(Transcribed page data)
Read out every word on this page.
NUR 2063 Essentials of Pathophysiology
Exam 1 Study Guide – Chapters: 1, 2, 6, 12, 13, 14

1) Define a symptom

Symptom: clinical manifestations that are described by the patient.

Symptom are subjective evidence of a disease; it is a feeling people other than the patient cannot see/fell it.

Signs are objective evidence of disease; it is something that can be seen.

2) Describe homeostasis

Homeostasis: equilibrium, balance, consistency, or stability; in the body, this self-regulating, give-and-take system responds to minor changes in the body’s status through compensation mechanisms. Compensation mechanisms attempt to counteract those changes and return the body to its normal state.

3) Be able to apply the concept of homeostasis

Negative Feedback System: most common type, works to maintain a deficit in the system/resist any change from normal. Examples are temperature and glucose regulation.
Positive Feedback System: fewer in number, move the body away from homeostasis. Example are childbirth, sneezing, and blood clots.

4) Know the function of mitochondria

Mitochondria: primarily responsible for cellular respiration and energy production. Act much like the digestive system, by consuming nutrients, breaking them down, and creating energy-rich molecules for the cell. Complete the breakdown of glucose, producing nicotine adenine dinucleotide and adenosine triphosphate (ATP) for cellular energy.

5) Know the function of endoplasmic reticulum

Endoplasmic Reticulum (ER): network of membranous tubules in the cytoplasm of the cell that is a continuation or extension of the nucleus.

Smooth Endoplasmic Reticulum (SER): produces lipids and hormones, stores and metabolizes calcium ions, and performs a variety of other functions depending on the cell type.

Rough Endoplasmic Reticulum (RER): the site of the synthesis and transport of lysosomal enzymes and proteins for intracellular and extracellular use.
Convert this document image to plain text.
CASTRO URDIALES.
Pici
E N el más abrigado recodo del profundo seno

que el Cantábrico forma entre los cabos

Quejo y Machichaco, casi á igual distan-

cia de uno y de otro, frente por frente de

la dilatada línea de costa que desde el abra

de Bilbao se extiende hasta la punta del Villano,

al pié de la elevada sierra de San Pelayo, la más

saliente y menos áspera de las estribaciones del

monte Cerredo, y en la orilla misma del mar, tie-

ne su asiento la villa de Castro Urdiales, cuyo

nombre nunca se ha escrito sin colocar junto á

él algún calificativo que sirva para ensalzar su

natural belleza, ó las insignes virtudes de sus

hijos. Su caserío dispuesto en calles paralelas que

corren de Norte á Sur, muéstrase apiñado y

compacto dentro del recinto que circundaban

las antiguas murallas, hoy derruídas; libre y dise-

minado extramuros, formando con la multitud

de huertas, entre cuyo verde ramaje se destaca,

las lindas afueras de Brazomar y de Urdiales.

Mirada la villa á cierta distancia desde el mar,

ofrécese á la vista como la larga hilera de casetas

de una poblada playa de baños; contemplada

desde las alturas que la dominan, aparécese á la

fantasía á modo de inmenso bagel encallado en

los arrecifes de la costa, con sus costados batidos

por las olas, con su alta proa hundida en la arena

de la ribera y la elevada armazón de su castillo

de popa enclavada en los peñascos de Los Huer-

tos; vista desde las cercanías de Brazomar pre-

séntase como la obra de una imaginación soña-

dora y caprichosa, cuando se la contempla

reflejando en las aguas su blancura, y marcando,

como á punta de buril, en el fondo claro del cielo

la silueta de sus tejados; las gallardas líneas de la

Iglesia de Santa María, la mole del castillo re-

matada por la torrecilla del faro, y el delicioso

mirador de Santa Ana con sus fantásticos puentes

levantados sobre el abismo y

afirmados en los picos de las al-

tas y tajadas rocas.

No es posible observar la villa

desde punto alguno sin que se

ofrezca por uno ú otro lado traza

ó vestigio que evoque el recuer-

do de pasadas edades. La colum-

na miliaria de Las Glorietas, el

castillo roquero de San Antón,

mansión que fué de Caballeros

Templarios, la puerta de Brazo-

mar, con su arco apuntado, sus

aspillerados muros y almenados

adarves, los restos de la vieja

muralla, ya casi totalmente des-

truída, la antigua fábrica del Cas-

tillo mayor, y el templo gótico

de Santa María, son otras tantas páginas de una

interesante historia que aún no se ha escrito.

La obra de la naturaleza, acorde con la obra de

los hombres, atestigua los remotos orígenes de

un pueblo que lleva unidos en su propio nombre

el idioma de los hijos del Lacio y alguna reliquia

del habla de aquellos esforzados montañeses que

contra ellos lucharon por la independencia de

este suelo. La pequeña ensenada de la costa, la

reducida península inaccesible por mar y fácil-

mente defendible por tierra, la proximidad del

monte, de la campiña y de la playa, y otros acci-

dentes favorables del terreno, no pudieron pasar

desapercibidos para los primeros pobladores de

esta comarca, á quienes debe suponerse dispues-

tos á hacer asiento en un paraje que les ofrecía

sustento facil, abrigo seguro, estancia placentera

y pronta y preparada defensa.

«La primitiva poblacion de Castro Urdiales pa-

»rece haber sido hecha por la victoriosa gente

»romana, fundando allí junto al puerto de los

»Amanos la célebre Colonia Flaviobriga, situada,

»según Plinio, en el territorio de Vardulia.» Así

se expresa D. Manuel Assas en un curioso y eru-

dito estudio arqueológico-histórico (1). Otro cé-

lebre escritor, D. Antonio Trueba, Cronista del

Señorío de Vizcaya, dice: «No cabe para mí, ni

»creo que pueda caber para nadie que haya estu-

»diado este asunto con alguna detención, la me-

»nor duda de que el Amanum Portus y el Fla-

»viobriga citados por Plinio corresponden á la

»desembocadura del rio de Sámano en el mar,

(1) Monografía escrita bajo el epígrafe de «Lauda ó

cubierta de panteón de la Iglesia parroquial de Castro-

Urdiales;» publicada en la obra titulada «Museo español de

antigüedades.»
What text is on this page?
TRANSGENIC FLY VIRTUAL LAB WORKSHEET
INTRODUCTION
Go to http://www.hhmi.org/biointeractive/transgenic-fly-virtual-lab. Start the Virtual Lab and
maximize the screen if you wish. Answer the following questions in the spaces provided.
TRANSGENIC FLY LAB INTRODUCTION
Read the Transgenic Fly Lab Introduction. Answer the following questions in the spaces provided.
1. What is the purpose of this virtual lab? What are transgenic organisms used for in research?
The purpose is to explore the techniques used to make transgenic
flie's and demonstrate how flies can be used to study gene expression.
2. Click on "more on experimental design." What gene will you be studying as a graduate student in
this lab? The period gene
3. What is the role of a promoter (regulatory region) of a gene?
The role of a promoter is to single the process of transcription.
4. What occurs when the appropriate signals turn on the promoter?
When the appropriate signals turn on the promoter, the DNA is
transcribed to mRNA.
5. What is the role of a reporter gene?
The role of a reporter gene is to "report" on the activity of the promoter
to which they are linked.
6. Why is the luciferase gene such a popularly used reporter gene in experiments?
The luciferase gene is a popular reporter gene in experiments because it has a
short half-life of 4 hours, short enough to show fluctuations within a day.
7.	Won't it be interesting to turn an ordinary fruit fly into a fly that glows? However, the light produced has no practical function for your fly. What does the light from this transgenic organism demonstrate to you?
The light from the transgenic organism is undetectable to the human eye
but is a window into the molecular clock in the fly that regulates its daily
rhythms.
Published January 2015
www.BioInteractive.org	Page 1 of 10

Exercise aim:
Within the records above, work out on how many lines the string "normal" appears, and give only that number.

Response for this exercise:
2